Directions for this task —
Pick out the lines containing "JSON".

Items from a dataset —
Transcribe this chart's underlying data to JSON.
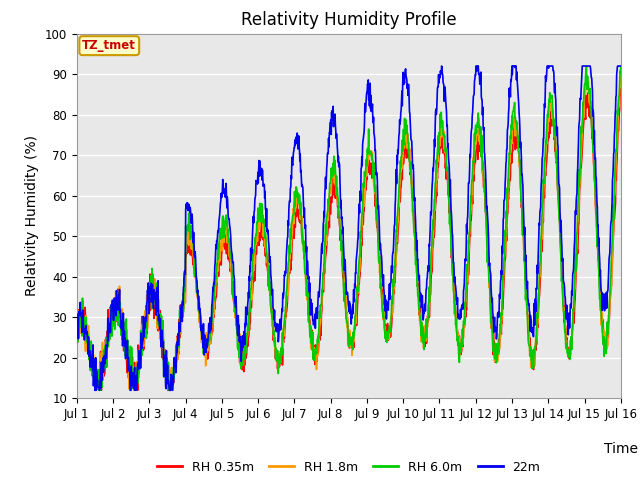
{
  "title": "Relativity Humidity Profile",
  "xlabel": "Time",
  "ylabel": "Relativity Humidity (%)",
  "ylim": [
    10,
    100
  ],
  "xlim": [
    0,
    15
  ],
  "xtick_labels": [
    "Jul 1",
    "Jul 2",
    "Jul 3",
    "Jul 4",
    "Jul 5",
    "Jul 6",
    "Jul 7",
    "Jul 8",
    "Jul 9",
    "Jul 10",
    "Jul 11",
    "Jul 12",
    "Jul 13",
    "Jul 14",
    "Jul 15",
    "Jul 16"
  ],
  "xtick_positions": [
    0,
    1,
    2,
    3,
    4,
    5,
    6,
    7,
    8,
    9,
    10,
    11,
    12,
    13,
    14,
    15
  ],
  "ytick_labels": [
    "10",
    "20",
    "30",
    "40",
    "50",
    "60",
    "70",
    "80",
    "90",
    "100"
  ],
  "ytick_positions": [
    10,
    20,
    30,
    40,
    50,
    60,
    70,
    80,
    90,
    100
  ],
  "line_colors": [
    "#ff0000",
    "#ff9900",
    "#00cc00",
    "#0000ee"
  ],
  "line_labels": [
    "RH 0.35m",
    "RH 1.8m",
    "RH 6.0m",
    "22m"
  ],
  "line_width": 1.2,
  "plot_bg_color": "#e8e8e8",
  "annotation_text": "TZ_tmet",
  "annotation_bg": "#ffffcc",
  "annotation_border": "#cc9900",
  "title_fontsize": 12,
  "axis_label_fontsize": 10,
  "tick_fontsize": 8.5
}
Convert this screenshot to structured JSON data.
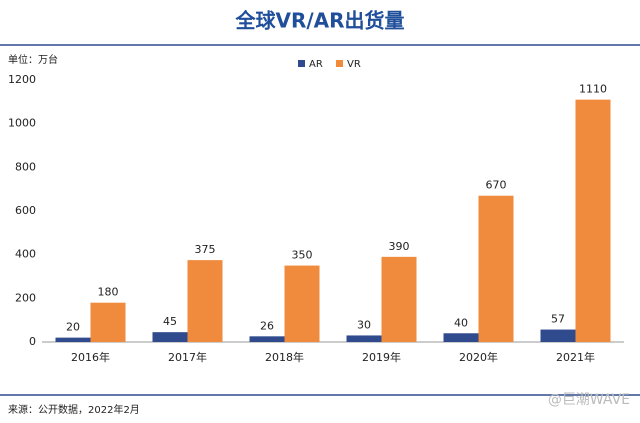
{
  "chart_data": {
    "type": "bar",
    "title": "全球VR/AR出货量",
    "unit_label": "单位：万台",
    "categories": [
      "2016年",
      "2017年",
      "2018年",
      "2019年",
      "2020年",
      "2021年"
    ],
    "series": [
      {
        "name": "AR",
        "color": "#2f4b8e",
        "values": [
          20,
          45,
          26,
          30,
          40,
          57
        ]
      },
      {
        "name": "VR",
        "color": "#f08a3c",
        "values": [
          180,
          375,
          350,
          390,
          670,
          1110
        ]
      }
    ],
    "ylim": [
      0,
      1200
    ],
    "yticks": [
      0,
      200,
      400,
      600,
      800,
      1000,
      1200
    ],
    "grid": false,
    "source": "来源：公开数据，2022年2月",
    "watermark": "@巨潮WAVE"
  }
}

Output for this exercise —
Transcribe this chart's underlying data to JSON.
Convert this screenshot to structured JSON data.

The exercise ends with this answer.